__STORED DATA__:
'''

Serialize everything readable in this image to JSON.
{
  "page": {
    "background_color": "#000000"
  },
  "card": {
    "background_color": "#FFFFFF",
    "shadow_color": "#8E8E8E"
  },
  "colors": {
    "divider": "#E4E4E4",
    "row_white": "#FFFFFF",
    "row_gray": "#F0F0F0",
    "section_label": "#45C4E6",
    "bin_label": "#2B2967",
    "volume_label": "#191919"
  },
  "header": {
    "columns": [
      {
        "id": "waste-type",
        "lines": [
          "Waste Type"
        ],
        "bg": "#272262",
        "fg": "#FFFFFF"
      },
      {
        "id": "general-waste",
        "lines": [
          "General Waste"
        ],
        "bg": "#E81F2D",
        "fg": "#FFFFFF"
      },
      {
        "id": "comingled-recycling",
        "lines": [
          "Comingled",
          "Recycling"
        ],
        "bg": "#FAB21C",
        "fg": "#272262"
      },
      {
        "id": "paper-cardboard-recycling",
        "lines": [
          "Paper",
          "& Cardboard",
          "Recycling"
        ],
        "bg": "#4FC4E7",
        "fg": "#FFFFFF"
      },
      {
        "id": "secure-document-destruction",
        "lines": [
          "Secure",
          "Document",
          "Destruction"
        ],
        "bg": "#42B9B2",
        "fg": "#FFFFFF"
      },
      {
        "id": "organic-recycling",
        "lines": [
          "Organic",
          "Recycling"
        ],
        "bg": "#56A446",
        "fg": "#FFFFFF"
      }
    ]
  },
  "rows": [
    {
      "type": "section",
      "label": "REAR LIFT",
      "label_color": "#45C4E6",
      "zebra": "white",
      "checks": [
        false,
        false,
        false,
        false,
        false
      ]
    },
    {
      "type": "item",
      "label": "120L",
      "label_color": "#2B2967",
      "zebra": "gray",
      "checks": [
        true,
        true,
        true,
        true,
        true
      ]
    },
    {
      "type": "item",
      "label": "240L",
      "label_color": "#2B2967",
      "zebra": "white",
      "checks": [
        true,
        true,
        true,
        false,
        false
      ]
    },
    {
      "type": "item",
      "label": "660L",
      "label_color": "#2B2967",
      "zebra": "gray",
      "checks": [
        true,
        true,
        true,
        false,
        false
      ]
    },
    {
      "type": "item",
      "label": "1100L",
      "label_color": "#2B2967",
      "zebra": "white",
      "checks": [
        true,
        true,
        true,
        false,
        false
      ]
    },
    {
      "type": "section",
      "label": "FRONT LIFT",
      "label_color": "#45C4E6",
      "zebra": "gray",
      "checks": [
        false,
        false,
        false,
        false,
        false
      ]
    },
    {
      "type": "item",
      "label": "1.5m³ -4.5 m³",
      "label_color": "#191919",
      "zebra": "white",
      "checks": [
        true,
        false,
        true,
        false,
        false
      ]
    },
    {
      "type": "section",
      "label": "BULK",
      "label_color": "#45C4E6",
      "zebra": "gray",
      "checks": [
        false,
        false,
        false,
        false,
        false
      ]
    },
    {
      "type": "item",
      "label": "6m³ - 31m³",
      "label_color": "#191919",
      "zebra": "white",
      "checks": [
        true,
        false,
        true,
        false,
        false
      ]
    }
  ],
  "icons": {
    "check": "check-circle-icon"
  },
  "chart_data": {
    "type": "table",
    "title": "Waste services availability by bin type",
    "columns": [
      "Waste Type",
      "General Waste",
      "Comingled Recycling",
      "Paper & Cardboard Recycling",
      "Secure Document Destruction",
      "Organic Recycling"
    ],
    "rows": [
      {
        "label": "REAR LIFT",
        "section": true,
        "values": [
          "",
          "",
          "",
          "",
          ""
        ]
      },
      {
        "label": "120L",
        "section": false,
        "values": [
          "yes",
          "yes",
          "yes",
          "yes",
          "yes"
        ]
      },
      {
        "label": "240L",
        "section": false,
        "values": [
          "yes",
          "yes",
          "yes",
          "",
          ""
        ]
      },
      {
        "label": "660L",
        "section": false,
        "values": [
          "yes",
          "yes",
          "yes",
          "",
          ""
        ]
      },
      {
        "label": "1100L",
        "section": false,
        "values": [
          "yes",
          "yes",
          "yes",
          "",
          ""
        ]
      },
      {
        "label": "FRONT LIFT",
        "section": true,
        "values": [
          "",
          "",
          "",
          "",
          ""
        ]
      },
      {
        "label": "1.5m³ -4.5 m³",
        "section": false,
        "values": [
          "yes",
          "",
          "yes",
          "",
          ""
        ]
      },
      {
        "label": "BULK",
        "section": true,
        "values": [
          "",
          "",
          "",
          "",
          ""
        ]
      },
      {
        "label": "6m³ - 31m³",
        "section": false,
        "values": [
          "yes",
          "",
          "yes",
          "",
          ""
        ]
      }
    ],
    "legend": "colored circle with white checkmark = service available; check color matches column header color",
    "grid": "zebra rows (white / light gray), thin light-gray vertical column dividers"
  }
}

'''

__DIRECTIONS__: Your task is to quote the listing above word for word.

__TASK SOLUTION__:
Serialize everything readable in this image to JSON.
{
  "page": {
    "background_color": "#000000"
  },
  "card": {
    "background_color": "#FFFFFF",
    "shadow_color": "#8E8E8E"
  },
  "colors": {
    "divider": "#E4E4E4",
    "row_white": "#FFFFFF",
    "row_gray": "#F0F0F0",
    "section_label": "#45C4E6",
    "bin_label": "#2B2967",
    "volume_label": "#191919"
  },
  "header": {
    "columns": [
      {
        "id": "waste-type",
        "lines": [
          "Waste Type"
        ],
        "bg": "#272262",
        "fg": "#FFFFFF"
      },
      {
        "id": "general-waste",
        "lines": [
          "General Waste"
        ],
        "bg": "#E81F2D",
        "fg": "#FFFFFF"
      },
      {
        "id": "comingled-recycling",
        "lines": [
          "Comingled",
          "Recycling"
        ],
        "bg": "#FAB21C",
        "fg": "#272262"
      },
      {
        "id": "paper-cardboard-recycling",
        "lines": [
          "Paper",
          "& Cardboard",
          "Recycling"
        ],
        "bg": "#4FC4E7",
        "fg": "#FFFFFF"
      },
      {
        "id": "secure-document-destruction",
        "lines": [
          "Secure",
          "Document",
          "Destruction"
        ],
        "bg": "#42B9B2",
        "fg": "#FFFFFF"
      },
      {
        "id": "organic-recycling",
        "lines": [
          "Organic",
          "Recycling"
        ],
        "bg": "#56A446",
        "fg": "#FFFFFF"
      }
    ]
  },
  "rows": [
    {
      "type": "section",
      "label": "REAR LIFT",
      "label_color": "#45C4E6",
      "zebra": "white",
      "checks": [
        false,
        false,
        false,
        false,
        false
      ]
    },
    {
      "type": "item",
      "label": "120L",
      "label_color": "#2B2967",
      "zebra": "gray",
      "checks": [
        true,
        true,
        true,
        true,
        true
      ]
    },
    {
      "type": "item",
      "label": "240L",
      "label_color": "#2B2967",
      "zebra": "white",
      "checks": [
        true,
        true,
        true,
        false,
        false
      ]
    },
    {
      "type": "item",
      "label": "660L",
      "label_color": "#2B2967",
      "zebra": "gray",
      "checks": [
        true,
        true,
        true,
        false,
        false
      ]
    },
    {
      "type": "item",
      "label": "1100L",
      "label_color": "#2B2967",
      "zebra": "white",
      "checks": [
        true,
        true,
        true,
        false,
        false
      ]
    },
    {
      "type": "section",
      "label": "FRONT LIFT",
      "label_color": "#45C4E6",
      "zebra": "gray",
      "checks": [
        false,
        false,
        false,
        false,
        false
      ]
    },
    {
      "type": "item",
      "label": "1.5m³ -4.5 m³",
      "label_color": "#191919",
      "zebra": "white",
      "checks": [
        true,
        false,
        true,
        false,
        false
      ]
    },
    {
      "type": "section",
      "label": "BULK",
      "label_color": "#45C4E6",
      "zebra": "gray",
      "checks": [
        false,
        false,
        false,
        false,
        false
      ]
    },
    {
      "type": "item",
      "label": "6m³ - 31m³",
      "label_color": "#191919",
      "zebra": "white",
      "checks": [
        true,
        false,
        true,
        false,
        false
      ]
    }
  ],
  "icons": {
    "check": "check-circle-icon"
  },
  "chart_data": {
    "type": "table",
    "title": "Waste services availability by bin type",
    "columns": [
      "Waste Type",
      "General Waste",
      "Comingled Recycling",
      "Paper & Cardboard Recycling",
      "Secure Document Destruction",
      "Organic Recycling"
    ],
    "rows": [
      {
        "label": "REAR LIFT",
        "section": true,
        "values": [
          "",
          "",
          "",
          "",
          ""
        ]
      },
      {
        "label": "120L",
        "section": false,
        "values": [
          "yes",
          "yes",
          "yes",
          "yes",
          "yes"
        ]
      },
      {
        "label": "240L",
        "section": false,
        "values": [
          "yes",
          "yes",
          "yes",
          "",
          ""
        ]
      },
      {
        "label": "660L",
        "section": false,
        "values": [
          "yes",
          "yes",
          "yes",
          "",
          ""
        ]
      },
      {
        "label": "1100L",
        "section": false,
        "values": [
          "yes",
          "yes",
          "yes",
          "",
          ""
        ]
      },
      {
        "label": "FRONT LIFT",
        "section": true,
        "values": [
          "",
          "",
          "",
          "",
          ""
        ]
      },
      {
        "label": "1.5m³ -4.5 m³",
        "section": false,
        "values": [
          "yes",
          "",
          "yes",
          "",
          ""
        ]
      },
      {
        "label": "BULK",
        "section": true,
        "values": [
          "",
          "",
          "",
          "",
          ""
        ]
      },
      {
        "label": "6m³ - 31m³",
        "section": false,
        "values": [
          "yes",
          "",
          "yes",
          "",
          ""
        ]
      }
    ],
    "legend": "colored circle with white checkmark = service available; check color matches column header color",
    "grid": "zebra rows (white / light gray), thin light-gray vertical column dividers"
  }
}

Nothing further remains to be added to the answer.